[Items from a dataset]

(begin)

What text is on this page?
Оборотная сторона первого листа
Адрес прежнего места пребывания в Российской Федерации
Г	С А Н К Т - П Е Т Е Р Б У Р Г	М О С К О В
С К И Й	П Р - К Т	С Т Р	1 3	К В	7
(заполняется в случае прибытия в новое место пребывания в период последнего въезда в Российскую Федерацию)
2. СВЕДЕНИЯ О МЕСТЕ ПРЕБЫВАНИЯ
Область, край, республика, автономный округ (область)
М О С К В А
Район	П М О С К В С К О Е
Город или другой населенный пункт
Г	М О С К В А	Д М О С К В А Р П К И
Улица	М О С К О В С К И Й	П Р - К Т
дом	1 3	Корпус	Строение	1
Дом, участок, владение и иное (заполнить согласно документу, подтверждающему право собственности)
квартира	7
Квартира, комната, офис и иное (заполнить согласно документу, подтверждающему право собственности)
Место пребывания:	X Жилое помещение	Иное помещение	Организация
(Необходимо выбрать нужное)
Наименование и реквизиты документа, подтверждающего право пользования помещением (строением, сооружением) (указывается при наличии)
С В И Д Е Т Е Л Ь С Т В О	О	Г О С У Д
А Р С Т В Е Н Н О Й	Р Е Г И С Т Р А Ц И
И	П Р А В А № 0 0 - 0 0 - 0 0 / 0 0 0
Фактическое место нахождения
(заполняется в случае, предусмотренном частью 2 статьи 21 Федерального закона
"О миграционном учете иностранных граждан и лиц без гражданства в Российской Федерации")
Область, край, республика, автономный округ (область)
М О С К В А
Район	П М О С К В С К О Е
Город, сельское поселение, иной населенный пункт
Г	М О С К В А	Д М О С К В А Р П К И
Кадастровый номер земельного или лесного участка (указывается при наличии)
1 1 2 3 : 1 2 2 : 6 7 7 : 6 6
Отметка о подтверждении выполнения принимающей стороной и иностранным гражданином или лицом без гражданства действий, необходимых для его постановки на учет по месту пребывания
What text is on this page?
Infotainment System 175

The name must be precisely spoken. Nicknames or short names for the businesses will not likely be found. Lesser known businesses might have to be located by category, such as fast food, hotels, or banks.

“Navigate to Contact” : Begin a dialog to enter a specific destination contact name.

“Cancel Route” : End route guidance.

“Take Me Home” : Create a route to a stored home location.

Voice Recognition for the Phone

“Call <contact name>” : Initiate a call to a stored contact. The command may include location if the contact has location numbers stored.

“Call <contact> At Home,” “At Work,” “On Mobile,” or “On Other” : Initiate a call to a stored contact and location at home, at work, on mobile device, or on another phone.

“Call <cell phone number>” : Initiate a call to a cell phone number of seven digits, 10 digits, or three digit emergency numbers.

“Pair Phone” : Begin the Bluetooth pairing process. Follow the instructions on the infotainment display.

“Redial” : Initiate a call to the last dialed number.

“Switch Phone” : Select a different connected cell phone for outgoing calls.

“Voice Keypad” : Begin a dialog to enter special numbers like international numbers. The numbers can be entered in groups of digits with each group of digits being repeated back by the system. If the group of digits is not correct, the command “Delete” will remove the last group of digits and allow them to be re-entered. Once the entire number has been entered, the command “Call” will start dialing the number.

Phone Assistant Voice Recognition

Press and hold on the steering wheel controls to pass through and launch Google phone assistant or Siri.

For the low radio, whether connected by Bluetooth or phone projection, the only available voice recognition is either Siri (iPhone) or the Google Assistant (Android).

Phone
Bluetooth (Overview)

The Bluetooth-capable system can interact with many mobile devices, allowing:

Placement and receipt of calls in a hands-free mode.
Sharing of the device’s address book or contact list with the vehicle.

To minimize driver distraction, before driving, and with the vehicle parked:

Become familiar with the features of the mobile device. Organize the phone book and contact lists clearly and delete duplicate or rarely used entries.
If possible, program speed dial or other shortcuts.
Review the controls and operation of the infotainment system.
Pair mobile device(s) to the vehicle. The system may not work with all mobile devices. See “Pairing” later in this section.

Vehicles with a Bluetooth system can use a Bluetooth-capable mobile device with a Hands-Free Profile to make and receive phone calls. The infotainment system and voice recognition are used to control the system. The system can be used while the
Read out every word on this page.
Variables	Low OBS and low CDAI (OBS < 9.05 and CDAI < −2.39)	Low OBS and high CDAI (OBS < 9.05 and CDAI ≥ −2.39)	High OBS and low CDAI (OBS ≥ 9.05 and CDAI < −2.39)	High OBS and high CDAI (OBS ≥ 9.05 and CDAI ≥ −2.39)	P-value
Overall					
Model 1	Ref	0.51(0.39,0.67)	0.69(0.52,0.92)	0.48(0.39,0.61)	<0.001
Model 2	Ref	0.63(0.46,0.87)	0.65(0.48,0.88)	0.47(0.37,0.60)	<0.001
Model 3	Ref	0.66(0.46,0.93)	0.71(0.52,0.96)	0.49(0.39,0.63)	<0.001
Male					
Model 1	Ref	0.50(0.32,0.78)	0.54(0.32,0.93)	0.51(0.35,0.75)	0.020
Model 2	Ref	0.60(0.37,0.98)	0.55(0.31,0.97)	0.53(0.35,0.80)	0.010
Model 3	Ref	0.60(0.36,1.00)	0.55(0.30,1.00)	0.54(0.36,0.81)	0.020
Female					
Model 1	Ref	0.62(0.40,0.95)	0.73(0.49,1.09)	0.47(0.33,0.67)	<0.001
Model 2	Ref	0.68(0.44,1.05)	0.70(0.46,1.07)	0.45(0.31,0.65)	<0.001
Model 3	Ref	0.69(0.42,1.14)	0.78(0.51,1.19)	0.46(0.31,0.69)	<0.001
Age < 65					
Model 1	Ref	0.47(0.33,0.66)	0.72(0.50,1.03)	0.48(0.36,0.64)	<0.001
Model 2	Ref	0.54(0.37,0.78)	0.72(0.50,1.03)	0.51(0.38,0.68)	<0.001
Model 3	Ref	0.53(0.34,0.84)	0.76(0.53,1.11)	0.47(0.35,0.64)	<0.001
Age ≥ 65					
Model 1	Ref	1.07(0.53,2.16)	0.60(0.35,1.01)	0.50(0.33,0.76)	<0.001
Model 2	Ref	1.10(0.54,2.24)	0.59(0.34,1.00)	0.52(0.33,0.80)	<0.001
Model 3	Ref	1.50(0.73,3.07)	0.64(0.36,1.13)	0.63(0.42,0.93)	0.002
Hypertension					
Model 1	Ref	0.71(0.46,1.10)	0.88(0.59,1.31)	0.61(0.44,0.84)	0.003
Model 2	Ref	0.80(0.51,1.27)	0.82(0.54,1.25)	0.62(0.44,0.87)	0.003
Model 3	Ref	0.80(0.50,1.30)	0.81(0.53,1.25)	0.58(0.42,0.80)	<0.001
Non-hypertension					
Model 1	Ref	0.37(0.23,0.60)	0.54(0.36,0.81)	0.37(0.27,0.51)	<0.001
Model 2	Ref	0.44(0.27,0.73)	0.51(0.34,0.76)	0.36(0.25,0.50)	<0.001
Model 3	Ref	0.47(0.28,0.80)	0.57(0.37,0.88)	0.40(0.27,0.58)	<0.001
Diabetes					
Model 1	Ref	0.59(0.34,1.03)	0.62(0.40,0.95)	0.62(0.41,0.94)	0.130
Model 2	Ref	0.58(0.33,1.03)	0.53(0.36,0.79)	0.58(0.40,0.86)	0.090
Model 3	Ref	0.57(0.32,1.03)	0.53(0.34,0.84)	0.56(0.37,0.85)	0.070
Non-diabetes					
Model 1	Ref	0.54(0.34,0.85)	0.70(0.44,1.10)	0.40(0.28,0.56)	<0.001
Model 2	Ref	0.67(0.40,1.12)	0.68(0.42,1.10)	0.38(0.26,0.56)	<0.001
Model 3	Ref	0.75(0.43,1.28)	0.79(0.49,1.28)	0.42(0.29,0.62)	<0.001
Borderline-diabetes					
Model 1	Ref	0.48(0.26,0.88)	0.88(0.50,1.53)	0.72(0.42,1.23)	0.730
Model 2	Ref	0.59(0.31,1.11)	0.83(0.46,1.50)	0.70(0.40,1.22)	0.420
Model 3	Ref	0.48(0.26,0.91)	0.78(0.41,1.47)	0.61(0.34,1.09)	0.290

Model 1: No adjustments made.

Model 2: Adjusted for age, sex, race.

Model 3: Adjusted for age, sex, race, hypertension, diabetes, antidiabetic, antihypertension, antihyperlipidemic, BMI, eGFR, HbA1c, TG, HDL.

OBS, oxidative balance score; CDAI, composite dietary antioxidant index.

(end)

Give only the count of lines in which the string "devices" appears.

2